Diese traditionelle Musik und die dazugehörigen Tänze haben sich im Laufe der Zeit wenig verändert. Typische Sha’abi-Musik  kann fröhlich und übermütig sein, hat aber auch eine große Tiefe und Kraft. Viele Wiederholungen und der typische Klang erzeugen hypnotisch-tranceartige Eindrücke.

Ruhe und Zentriertheit in der Bewegung

Die Tänzerin interpretiert die der traditionellen Musik eigene Erdigkeit, Kraft und ein In-Sich-Ruhen, das niemals starr ist. Eine flexible Wirbelsäule ist dabei ständig in Bewegung – die aus der Bein- und Fußarbeit kommende Energie wird in Fluss gehalten und erzeugt doch ein Bild großer Ruhe und Zentriertheit.

Sha’abi wird traditionell in der Gruppe getanzt. Freude an der eigenen Bewegung, am Im-Fluss-Sein und am Kontakt unter den Tänzerinnen stehen im Vordergrund. Da dieser Stil auch die Grund-Bewegungsmuster für alle Stile im Ägyptischen Tanz vorgibt, steht er am Beginn jedes Anfängerinnen-Kurses und ist für Fortgeschrittene immer wieder eine herausfordernde Übung in den grundlegenden Bewegungsprinzipien:

Erdigkeit, bewegliche Wirbelsäule, aufrechte Haltung, bewegliche Hüften und Präsenz – die Tänzerin nicht darzustellen, sondern zu sein!

########################################

Aufgabenstellung: Zählen Sie sämtliche grundlegenden Bewegungsprinzipien auf, die der Text über den Sha’abi-Tanz am Ende nennt.

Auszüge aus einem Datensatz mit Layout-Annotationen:
########################################

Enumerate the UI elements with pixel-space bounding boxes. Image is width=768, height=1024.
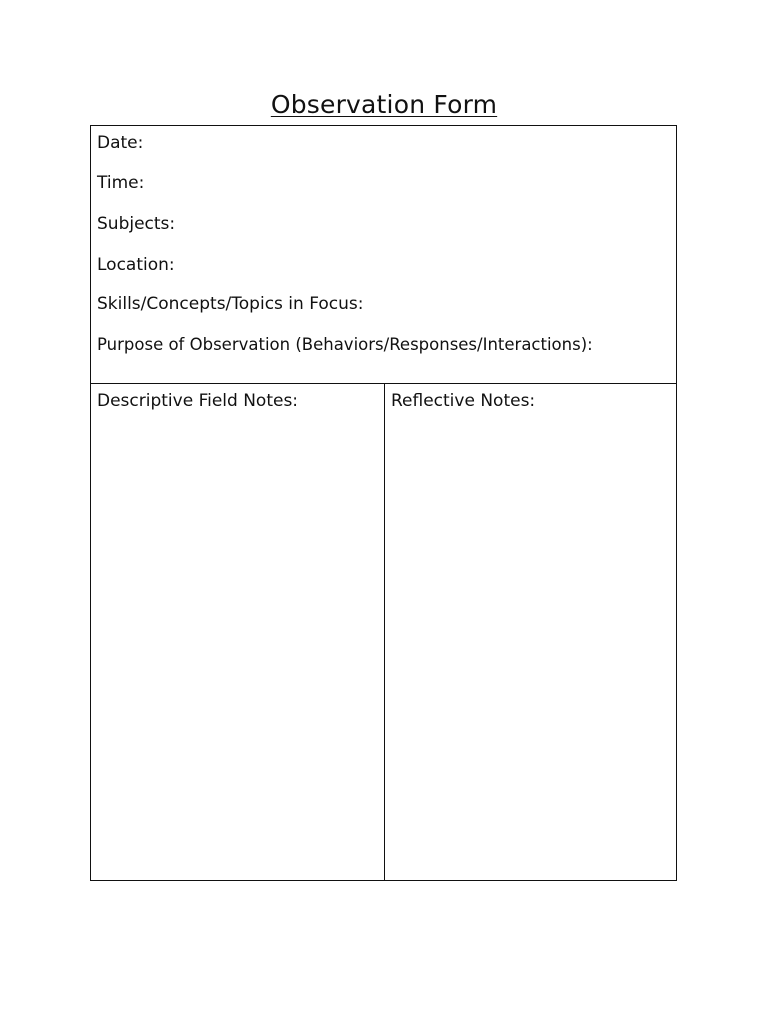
skills-field-label[interactable]: Skills/Concepts/Topics in Focus: [97,294,364,314]
reflective-notes-column [385,384,676,880]
descriptive-notes-area[interactable] [91,416,384,880]
observation-form-table [90,125,677,881]
date-field-label[interactable]: Date: [97,133,144,153]
purpose-field-label[interactable]: Purpose of Observation (Behaviors/Responses/Interactions): [97,335,593,354]
location-field-label[interactable]: Location: [97,255,175,275]
descriptive-notes-column [91,384,385,880]
form-header-fields [91,126,676,384]
descriptive-notes-label: Descriptive Field Notes: [97,391,299,411]
time-field-label[interactable]: Time: [97,173,145,193]
subjects-field-label[interactable]: Subjects: [97,214,176,234]
reflective-notes-label: Reflective Notes: [391,391,536,411]
reflective-notes-area[interactable] [385,416,676,880]
form-title: Observation Form [270,90,498,119]
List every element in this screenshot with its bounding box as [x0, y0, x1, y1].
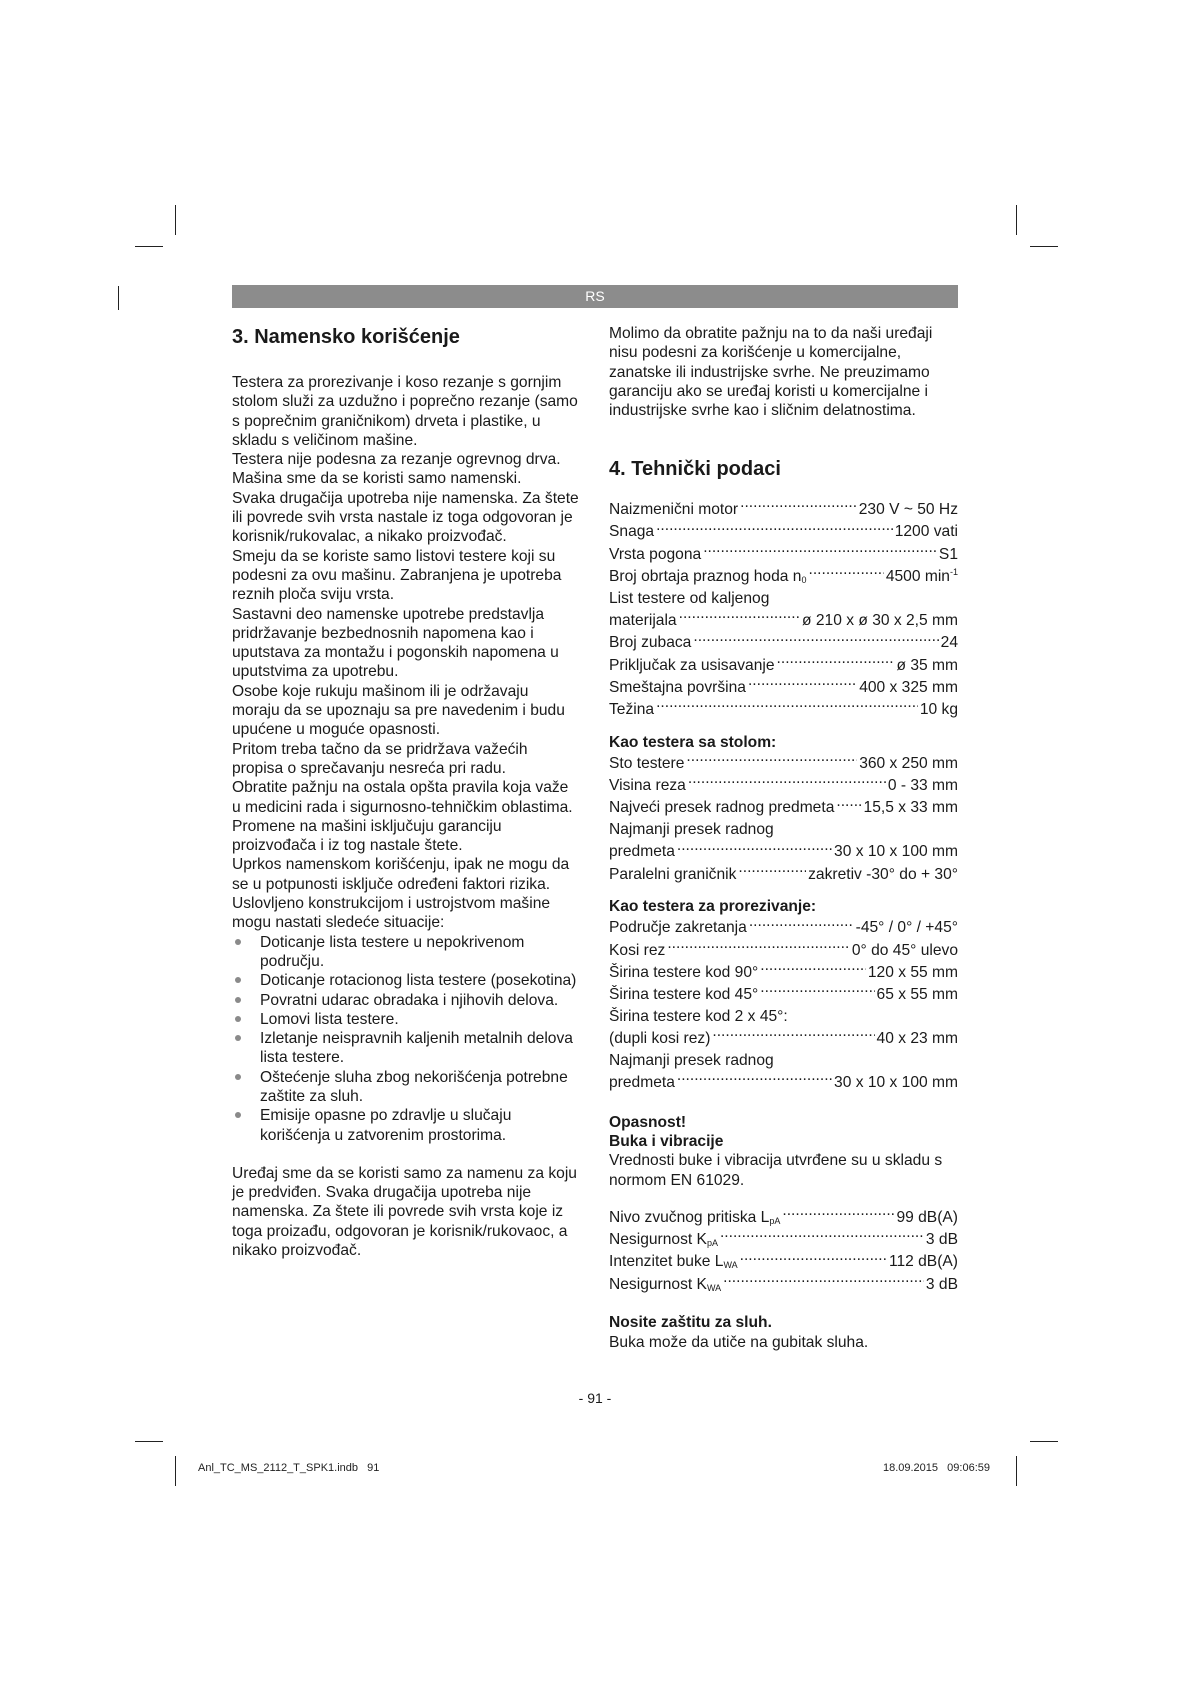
language-code: RS	[585, 288, 605, 304]
spec-row	[609, 797, 958, 819]
spec-value: 120 x 55 mm	[867, 963, 958, 981]
spec-row	[609, 699, 958, 721]
spec-row	[609, 1228, 958, 1250]
spec-row	[609, 521, 958, 543]
spec-row	[609, 632, 958, 654]
spec-row	[609, 1072, 958, 1094]
language-header-band	[232, 285, 958, 308]
crop-mark	[135, 1441, 163, 1442]
spec-label: Paralelni graničnik	[609, 865, 737, 883]
crop-mark	[1016, 205, 1017, 235]
spec-row	[609, 939, 958, 961]
spec-label: Težina	[609, 701, 655, 719]
spec-label-line: Širina testere kod 2 x 45°:	[609, 1007, 788, 1025]
left-column	[232, 324, 580, 1260]
footer-file-info: Anl_TC_MS_2112_T_SPK1.indb 91	[198, 1462, 380, 1474]
crop-mark	[118, 286, 119, 310]
list-item: Izletanje neispravnih kaljenih metalnih delova lista testere.	[232, 1029, 580, 1068]
noise-spec-list	[609, 1206, 958, 1295]
spec-value: 230 V ~ 50 Hz	[858, 501, 958, 519]
spec-value: 0 - 33 mm	[887, 777, 958, 795]
spec-value: 30 x 10 x 100 mm	[834, 843, 958, 861]
spec-label: Broj zubaca	[609, 634, 692, 652]
table-saw-spec-list	[609, 752, 958, 885]
spec-label-subscript: 0	[801, 574, 807, 585]
spec-label: Nesigurnost K	[609, 1275, 707, 1293]
spec-value: 400 x 325 mm	[859, 678, 958, 696]
spec-value: 3 dB	[925, 1275, 958, 1293]
list-item: Doticanje rotacionog lista testere (posekotina)	[232, 971, 580, 990]
spec-value: 0° do 45° ulevo	[851, 941, 958, 959]
paragraph: Svaka drugačija upotreba nije namenska. Za štete ili povrede svih vrsta nastale iz toga odgovoran je korisnik/rukovalac, a nikako proizvođač.	[232, 489, 579, 546]
crop-mark	[175, 1456, 176, 1486]
hearing-protection-heading: Nosite zaštitu za sluh.	[609, 1314, 772, 1332]
spec-value: S1	[938, 545, 958, 563]
list-item: Lomovi lista testere.	[232, 1010, 580, 1029]
spec-label: Vrsta pogona	[609, 545, 702, 563]
spec-label: Smeštajna površina	[609, 678, 746, 696]
section-title-intended-use: 3. Namensko korišćenje	[232, 326, 460, 348]
spec-value: 112 dB(A)	[888, 1253, 958, 1271]
closing-paragraph: Uređaj sme da se koristi samo za namenu za koju je predviđen. Svaka drugačija upotreba nije namenska. Za štete ili povrede svih vrsta koje iz toga proizađu, odgovoran je korisnik/rukovaoc, a nikako proizvođač.	[232, 1164, 577, 1260]
spec-row	[609, 1206, 958, 1228]
paragraph: Obratite pažnju na ostala opšta pravila koja važe u medicini rada i sigurnosno-tehničkim oblastima.	[232, 779, 573, 816]
spec-value: ø 210 x ø 30 x 2,5 mm	[802, 611, 958, 629]
spec-label: Naizmenični motor	[609, 501, 739, 519]
spec-value: 3 dB	[925, 1230, 958, 1248]
spec-value: -45° / 0° / +45°	[855, 919, 958, 937]
intro-text	[232, 373, 580, 933]
paragraph: Promene na mašini isključuju garanciju proizvođača i iz tog nastale štete.	[232, 817, 502, 855]
paragraph: Testera nije podesna za rezanje ogrevnog drva.	[232, 451, 561, 469]
paragraph: Pritom treba tačno da se pridržava važećih propisa o sprečavanju nesreća pri radu.	[232, 740, 528, 777]
section-title-technical-data: 4. Tehnički podaci	[609, 458, 781, 481]
spec-row	[609, 917, 958, 939]
paragraph: Sastavni deo namenske upotrebe predstavlja pridržavanje bezbednosnih napomena kao i uputstava za montažu i pogonskih napomena u uputstvima za upotrebu.	[232, 605, 559, 681]
danger-heading: Opasnost!	[609, 1113, 687, 1131]
spec-row	[609, 676, 958, 698]
crop-mark	[135, 246, 163, 247]
spec-row	[609, 984, 958, 1006]
paragraph: Testera za prorezivanje i koso rezanje s gornjim stolom služi za uzdužno i poprečno rezanje (samo s poprečnim graničnikom) drveta i plastike, u skladu s veličinom mašine.	[232, 374, 578, 449]
spec-label: Snaga	[609, 523, 655, 541]
spec-value: 360 x 250 mm	[859, 754, 958, 772]
spec-value: ø 35 mm	[896, 656, 958, 674]
footer-datetime: 18.09.2015 09:06:59	[882, 1462, 990, 1474]
spec-row	[609, 498, 958, 520]
spec-label: Područje zakretanja	[609, 919, 747, 937]
spec-label: materijala	[609, 611, 677, 629]
spec-value: 65 x 55 mm	[876, 986, 958, 1004]
spec-row	[609, 752, 958, 774]
spec-label: Intenzitet buke L	[609, 1253, 724, 1271]
paragraph: Uprkos namenskom korišćenju, ipak ne mogu da se u potpunosti isključe određeni faktori rizika. Uslovljeno konstrukcijom i ustrojstvom mašine mogu nastati sledeće situacije:	[232, 856, 570, 932]
spec-label: Sto testere	[609, 754, 685, 772]
spec-row	[609, 961, 958, 983]
cut-saw-heading: Kao testera za prorezivanje:	[609, 898, 817, 916]
crop-mark	[175, 205, 176, 235]
spec-value: 40 x 23 mm	[876, 1030, 958, 1048]
list-item: Doticanje lista testere u nepokrivenom području.	[232, 933, 580, 972]
spec-label: Priključak za usisavanje	[609, 656, 775, 674]
spec-label: Najveći presek radnog predmeta	[609, 799, 835, 817]
spec-label: (dupli kosi rez)	[609, 1030, 711, 1048]
spec-value: 99 dB(A)	[896, 1208, 958, 1226]
tech-spec-list	[609, 498, 958, 720]
spec-label: Širina testere kod 90°	[609, 963, 759, 981]
spec-value: 24	[940, 634, 958, 652]
spec-value: 4500 min	[885, 567, 950, 585]
spec-label: Kosi rez	[609, 941, 666, 959]
spec-value: 30 x 10 x 100 mm	[834, 1074, 958, 1092]
paragraph: Smeju da se koriste samo listovi testere koji su podesni za ovu mašinu. Zabranjena je upotreba reznih ploča sviju vrsta.	[232, 547, 562, 604]
noise-vibration-heading: Buka i vibracije	[609, 1133, 724, 1151]
spec-row	[609, 774, 958, 796]
crop-mark	[1030, 246, 1058, 247]
spec-value-superscript: -1	[949, 566, 958, 577]
spec-row	[609, 609, 958, 631]
risk-list	[232, 933, 580, 1145]
spec-label: predmeta	[609, 1074, 675, 1092]
spec-row	[609, 841, 958, 863]
table-saw-heading: Kao testera sa stolom:	[609, 733, 777, 751]
list-item: Emisije opasne po zdravlje u slučaju korišćenja u zatvorenim prostorima.	[232, 1106, 580, 1145]
crop-mark	[1016, 1456, 1017, 1486]
spec-row	[609, 863, 958, 885]
spec-row	[609, 1273, 958, 1295]
spec-label: Visina reza	[609, 777, 686, 795]
spec-label: Nivo zvučnog pritiska L	[609, 1208, 770, 1226]
right-column	[609, 324, 958, 1352]
spec-row	[609, 565, 958, 587]
spec-label-subscript: WA	[723, 1260, 738, 1271]
spec-label: Broj obrtaja praznog hoda n	[609, 567, 802, 585]
spec-label: Širina testere kod 45°	[609, 986, 759, 1004]
paragraph: Mašina sme da se koristi samo namenski.	[232, 470, 522, 488]
spec-value: 15,5 x 33 mm	[863, 799, 958, 817]
spec-label-subscript: pA	[706, 1237, 718, 1248]
spec-value: zakretiv -30° do + 30°	[808, 865, 958, 883]
spec-label: Nesigurnost K	[609, 1230, 707, 1248]
cut-saw-spec-list	[609, 917, 958, 1094]
crop-mark	[1030, 1441, 1058, 1442]
page-number: - 91 -	[578, 1390, 612, 1406]
spec-value: 1200 vati	[894, 523, 958, 541]
list-item: Oštećenje sluha zbog nekorišćenja potrebne zaštite za sluh.	[232, 1068, 580, 1107]
list-item: Povratni udarac obradaka i njihovih delova.	[232, 991, 580, 1010]
spec-row	[609, 1251, 958, 1273]
spec-row	[609, 654, 958, 676]
spec-label-line: Najmanji presek radnog	[609, 821, 774, 839]
spec-label: predmeta	[609, 843, 675, 861]
spec-label-line: Najmanji presek radnog	[609, 1051, 774, 1069]
spec-value: 10 kg	[919, 701, 958, 719]
spec-row	[609, 543, 958, 565]
noise-vibration-text: Vrednosti buke i vibracija utvrđene su u skladu s normom EN 61029.	[609, 1152, 943, 1189]
spec-label-subscript: pA	[769, 1215, 781, 1226]
spec-row	[609, 1028, 958, 1050]
paragraph: Osobe koje rukuju mašinom ili je održavaju moraju da se upoznaju sa pre navedenim i budu upućene u moguće opasnosti.	[232, 682, 565, 739]
hearing-protection-text: Buka može da utiče na gubitak sluha.	[609, 1333, 869, 1351]
commercial-use-notice: Molimo da obratite pažnju na to da naši uređaji nisu podesni za korišćenje u komercijalne, zanatske ili industrijske svrhe. Ne preuzimamo garanciju ako se uređaj koristi u komercijalne i industrijske svrhe kao i sličnim delatnostima.	[609, 325, 933, 420]
spec-label-line: List testere od kaljenog	[609, 589, 770, 607]
spec-label-subscript: WA	[706, 1282, 722, 1293]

########################################

Lösung der Aufgabe:
- Erdigkeit
- bewegliche Wirbelsäule
- aufrechte Haltung
- bewegliche Hüften
- Präsenz